(Entries with figure data)
========

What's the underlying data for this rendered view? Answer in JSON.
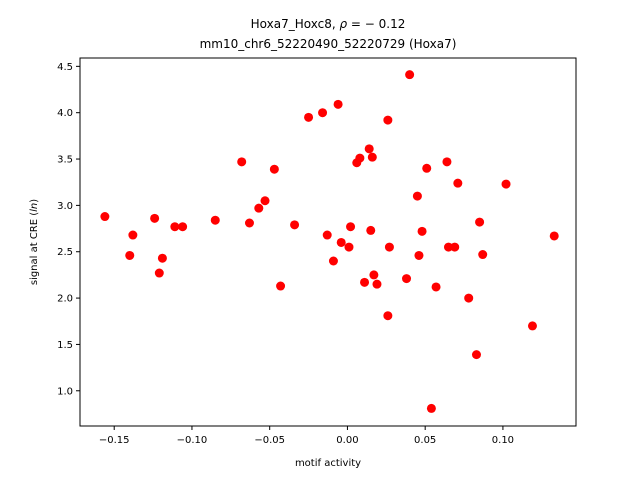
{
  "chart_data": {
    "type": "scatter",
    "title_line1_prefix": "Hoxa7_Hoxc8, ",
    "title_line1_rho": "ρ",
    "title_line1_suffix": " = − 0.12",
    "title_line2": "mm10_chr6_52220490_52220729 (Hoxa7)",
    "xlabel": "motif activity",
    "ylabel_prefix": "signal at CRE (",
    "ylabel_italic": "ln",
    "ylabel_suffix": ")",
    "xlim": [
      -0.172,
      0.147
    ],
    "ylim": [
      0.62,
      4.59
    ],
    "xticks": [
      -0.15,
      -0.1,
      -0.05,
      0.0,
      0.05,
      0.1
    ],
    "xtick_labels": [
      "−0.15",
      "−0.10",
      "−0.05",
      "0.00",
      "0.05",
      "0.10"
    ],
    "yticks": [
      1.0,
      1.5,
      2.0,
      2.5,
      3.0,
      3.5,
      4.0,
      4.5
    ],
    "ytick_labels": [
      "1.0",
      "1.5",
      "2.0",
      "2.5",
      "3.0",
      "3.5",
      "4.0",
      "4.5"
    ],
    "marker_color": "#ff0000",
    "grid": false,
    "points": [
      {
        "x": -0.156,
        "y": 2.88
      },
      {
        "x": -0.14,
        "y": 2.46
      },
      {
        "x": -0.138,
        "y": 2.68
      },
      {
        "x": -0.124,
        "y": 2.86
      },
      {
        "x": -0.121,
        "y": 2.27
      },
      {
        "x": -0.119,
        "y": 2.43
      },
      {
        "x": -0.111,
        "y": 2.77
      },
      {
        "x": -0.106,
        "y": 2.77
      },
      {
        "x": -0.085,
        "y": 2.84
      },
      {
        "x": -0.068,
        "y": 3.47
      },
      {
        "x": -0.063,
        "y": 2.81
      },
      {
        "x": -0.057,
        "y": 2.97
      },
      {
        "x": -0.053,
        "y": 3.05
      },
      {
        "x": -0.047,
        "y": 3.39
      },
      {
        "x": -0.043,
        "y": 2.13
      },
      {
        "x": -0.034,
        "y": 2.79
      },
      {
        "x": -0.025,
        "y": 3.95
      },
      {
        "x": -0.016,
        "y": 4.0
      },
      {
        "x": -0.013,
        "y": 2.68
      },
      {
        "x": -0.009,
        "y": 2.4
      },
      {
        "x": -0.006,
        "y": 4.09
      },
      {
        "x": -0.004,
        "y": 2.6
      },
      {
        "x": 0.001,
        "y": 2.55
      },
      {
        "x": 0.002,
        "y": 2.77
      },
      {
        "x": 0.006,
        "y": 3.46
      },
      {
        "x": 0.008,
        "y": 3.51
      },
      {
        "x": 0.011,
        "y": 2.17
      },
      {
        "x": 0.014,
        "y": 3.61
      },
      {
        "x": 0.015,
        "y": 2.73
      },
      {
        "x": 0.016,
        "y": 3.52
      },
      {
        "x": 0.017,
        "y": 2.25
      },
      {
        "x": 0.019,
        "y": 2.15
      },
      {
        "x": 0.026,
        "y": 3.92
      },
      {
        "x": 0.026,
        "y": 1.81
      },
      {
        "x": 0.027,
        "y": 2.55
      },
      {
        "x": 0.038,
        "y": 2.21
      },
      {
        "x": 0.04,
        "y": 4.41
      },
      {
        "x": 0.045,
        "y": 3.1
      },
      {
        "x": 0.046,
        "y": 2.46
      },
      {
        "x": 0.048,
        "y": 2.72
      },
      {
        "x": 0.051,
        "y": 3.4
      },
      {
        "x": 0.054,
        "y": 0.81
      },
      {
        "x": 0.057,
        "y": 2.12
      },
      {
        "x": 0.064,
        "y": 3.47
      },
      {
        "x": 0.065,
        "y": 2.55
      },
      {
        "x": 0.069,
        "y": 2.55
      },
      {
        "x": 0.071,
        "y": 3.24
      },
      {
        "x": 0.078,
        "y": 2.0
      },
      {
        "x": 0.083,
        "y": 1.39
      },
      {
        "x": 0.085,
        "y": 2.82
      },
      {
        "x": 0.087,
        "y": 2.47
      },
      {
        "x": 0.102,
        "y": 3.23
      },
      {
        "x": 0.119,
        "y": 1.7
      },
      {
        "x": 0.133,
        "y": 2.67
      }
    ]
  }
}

========

EXERCISE DIRECTIONS:
Write out the listing word for word, omitting the pictures it holds.

REPLY:
What's the underlying data for this rendered view? Answer in JSON.
{
  "chart_data": {
    "type": "scatter",
    "title_line1_prefix": "Hoxa7_Hoxc8, ",
    "title_line1_rho": "ρ",
    "title_line1_suffix": " = − 0.12",
    "title_line2": "mm10_chr6_52220490_52220729 (Hoxa7)",
    "xlabel": "motif activity",
    "ylabel_prefix": "signal at CRE (",
    "ylabel_italic": "ln",
    "ylabel_suffix": ")",
    "xlim": [
      -0.172,
      0.147
    ],
    "ylim": [
      0.62,
      4.59
    ],
    "xticks": [
      -0.15,
      -0.1,
      -0.05,
      0.0,
      0.05,
      0.1
    ],
    "xtick_labels": [
      "−0.15",
      "−0.10",
      "−0.05",
      "0.00",
      "0.05",
      "0.10"
    ],
    "yticks": [
      1.0,
      1.5,
      2.0,
      2.5,
      3.0,
      3.5,
      4.0,
      4.5
    ],
    "ytick_labels": [
      "1.0",
      "1.5",
      "2.0",
      "2.5",
      "3.0",
      "3.5",
      "4.0",
      "4.5"
    ],
    "marker_color": "#ff0000",
    "grid": false,
    "points": [
      {
        "x": -0.156,
        "y": 2.88
      },
      {
        "x": -0.14,
        "y": 2.46
      },
      {
        "x": -0.138,
        "y": 2.68
      },
      {
        "x": -0.124,
        "y": 2.86
      },
      {
        "x": -0.121,
        "y": 2.27
      },
      {
        "x": -0.119,
        "y": 2.43
      },
      {
        "x": -0.111,
        "y": 2.77
      },
      {
        "x": -0.106,
        "y": 2.77
      },
      {
        "x": -0.085,
        "y": 2.84
      },
      {
        "x": -0.068,
        "y": 3.47
      },
      {
        "x": -0.063,
        "y": 2.81
      },
      {
        "x": -0.057,
        "y": 2.97
      },
      {
        "x": -0.053,
        "y": 3.05
      },
      {
        "x": -0.047,
        "y": 3.39
      },
      {
        "x": -0.043,
        "y": 2.13
      },
      {
        "x": -0.034,
        "y": 2.79
      },
      {
        "x": -0.025,
        "y": 3.95
      },
      {
        "x": -0.016,
        "y": 4.0
      },
      {
        "x": -0.013,
        "y": 2.68
      },
      {
        "x": -0.009,
        "y": 2.4
      },
      {
        "x": -0.006,
        "y": 4.09
      },
      {
        "x": -0.004,
        "y": 2.6
      },
      {
        "x": 0.001,
        "y": 2.55
      },
      {
        "x": 0.002,
        "y": 2.77
      },
      {
        "x": 0.006,
        "y": 3.46
      },
      {
        "x": 0.008,
        "y": 3.51
      },
      {
        "x": 0.011,
        "y": 2.17
      },
      {
        "x": 0.014,
        "y": 3.61
      },
      {
        "x": 0.015,
        "y": 2.73
      },
      {
        "x": 0.016,
        "y": 3.52
      },
      {
        "x": 0.017,
        "y": 2.25
      },
      {
        "x": 0.019,
        "y": 2.15
      },
      {
        "x": 0.026,
        "y": 3.92
      },
      {
        "x": 0.026,
        "y": 1.81
      },
      {
        "x": 0.027,
        "y": 2.55
      },
      {
        "x": 0.038,
        "y": 2.21
      },
      {
        "x": 0.04,
        "y": 4.41
      },
      {
        "x": 0.045,
        "y": 3.1
      },
      {
        "x": 0.046,
        "y": 2.46
      },
      {
        "x": 0.048,
        "y": 2.72
      },
      {
        "x": 0.051,
        "y": 3.4
      },
      {
        "x": 0.054,
        "y": 0.81
      },
      {
        "x": 0.057,
        "y": 2.12
      },
      {
        "x": 0.064,
        "y": 3.47
      },
      {
        "x": 0.065,
        "y": 2.55
      },
      {
        "x": 0.069,
        "y": 2.55
      },
      {
        "x": 0.071,
        "y": 3.24
      },
      {
        "x": 0.078,
        "y": 2.0
      },
      {
        "x": 0.083,
        "y": 1.39
      },
      {
        "x": 0.085,
        "y": 2.82
      },
      {
        "x": 0.087,
        "y": 2.47
      },
      {
        "x": 0.102,
        "y": 3.23
      },
      {
        "x": 0.119,
        "y": 1.7
      },
      {
        "x": 0.133,
        "y": 2.67
      }
    ]
  }
}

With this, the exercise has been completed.